---- RECORDS SUPPLIED

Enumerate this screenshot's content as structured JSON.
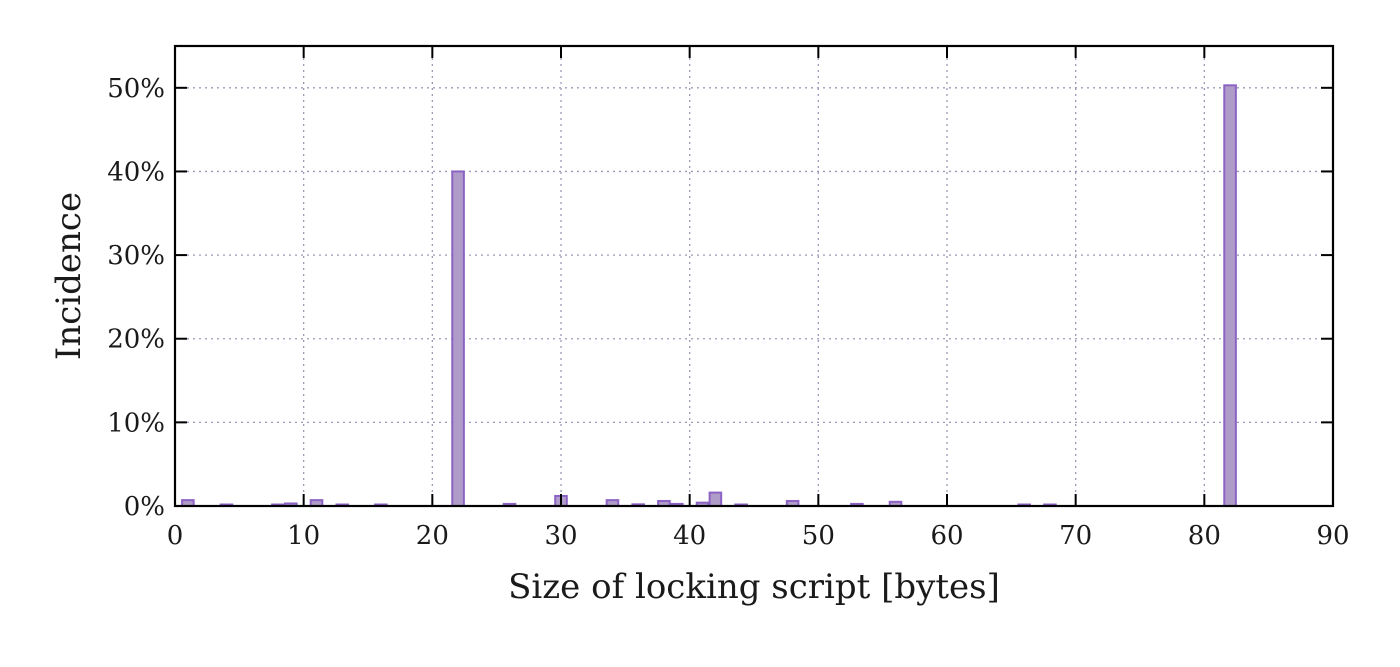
{
  "chart_data": {
    "type": "bar",
    "title": "",
    "xlabel": "Size of locking script [bytes]",
    "ylabel": "Incidence",
    "xlim": [
      0,
      90
    ],
    "ylim": [
      0,
      55
    ],
    "x_ticks": [
      0,
      10,
      20,
      30,
      40,
      50,
      60,
      70,
      80,
      90
    ],
    "x_tick_labels": [
      "0",
      "10",
      "20",
      "30",
      "40",
      "50",
      "60",
      "70",
      "80",
      "90"
    ],
    "y_ticks": [
      0,
      10,
      20,
      30,
      40,
      50
    ],
    "y_tick_labels": [
      "0%",
      "10%",
      "20%",
      "30%",
      "40%",
      "50%"
    ],
    "grid": true,
    "bar_color": "#b09cc9",
    "bar_edge_color": "#8c62c4",
    "grid_color": "#9a9ab8",
    "x": [
      1,
      4,
      8,
      9,
      11,
      13,
      16,
      22,
      26,
      30,
      34,
      36,
      38,
      39,
      41,
      42,
      44,
      48,
      53,
      56,
      66,
      68,
      82
    ],
    "values": [
      0.7,
      0.1,
      0.15,
      0.3,
      0.7,
      0.1,
      0.05,
      40.0,
      0.25,
      1.2,
      0.7,
      0.2,
      0.6,
      0.25,
      0.4,
      1.6,
      0.1,
      0.6,
      0.25,
      0.5,
      0.1,
      0.05,
      50.3
    ]
  }
}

--------

(INSTRUCTIONS TO FOLLOW) Using the records above, retype everything exactly except the pictures.

(ANSWER TO THIS TASK)
Enumerate this screenshot's content as structured JSON.
{
  "chart_data": {
    "type": "bar",
    "title": "",
    "xlabel": "Size of locking script [bytes]",
    "ylabel": "Incidence",
    "xlim": [
      0,
      90
    ],
    "ylim": [
      0,
      55
    ],
    "x_ticks": [
      0,
      10,
      20,
      30,
      40,
      50,
      60,
      70,
      80,
      90
    ],
    "x_tick_labels": [
      "0",
      "10",
      "20",
      "30",
      "40",
      "50",
      "60",
      "70",
      "80",
      "90"
    ],
    "y_ticks": [
      0,
      10,
      20,
      30,
      40,
      50
    ],
    "y_tick_labels": [
      "0%",
      "10%",
      "20%",
      "30%",
      "40%",
      "50%"
    ],
    "grid": true,
    "bar_color": "#b09cc9",
    "bar_edge_color": "#8c62c4",
    "grid_color": "#9a9ab8",
    "x": [
      1,
      4,
      8,
      9,
      11,
      13,
      16,
      22,
      26,
      30,
      34,
      36,
      38,
      39,
      41,
      42,
      44,
      48,
      53,
      56,
      66,
      68,
      82
    ],
    "values": [
      0.7,
      0.1,
      0.15,
      0.3,
      0.7,
      0.1,
      0.05,
      40.0,
      0.25,
      1.2,
      0.7,
      0.2,
      0.6,
      0.25,
      0.4,
      1.6,
      0.1,
      0.6,
      0.25,
      0.5,
      0.1,
      0.05,
      50.3
    ]
  }
}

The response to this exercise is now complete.